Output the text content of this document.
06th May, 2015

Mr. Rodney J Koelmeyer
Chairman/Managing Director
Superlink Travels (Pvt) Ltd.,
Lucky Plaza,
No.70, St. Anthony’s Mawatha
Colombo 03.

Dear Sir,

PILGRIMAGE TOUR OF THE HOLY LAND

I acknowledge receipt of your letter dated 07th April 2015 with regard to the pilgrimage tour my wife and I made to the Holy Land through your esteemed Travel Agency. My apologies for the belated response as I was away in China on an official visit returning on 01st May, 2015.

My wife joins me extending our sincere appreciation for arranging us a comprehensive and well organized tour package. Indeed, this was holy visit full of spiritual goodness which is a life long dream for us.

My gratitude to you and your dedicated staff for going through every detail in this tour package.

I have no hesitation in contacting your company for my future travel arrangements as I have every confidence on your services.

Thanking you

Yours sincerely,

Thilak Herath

What you need to do: Write out every line of the data that holds the word "through".

Result of the exercise:
I acknowledge receipt of your letter dated 07th April 2015 with regard to the pilgrimage tour my wife and I made to the Holy Land through your esteemed Travel Agency. My apologies for the belated response as I was away in China on an official visit returning on 01st May, 2015.
My gratitude to you and your dedicated staff for going through every detail in this tour package.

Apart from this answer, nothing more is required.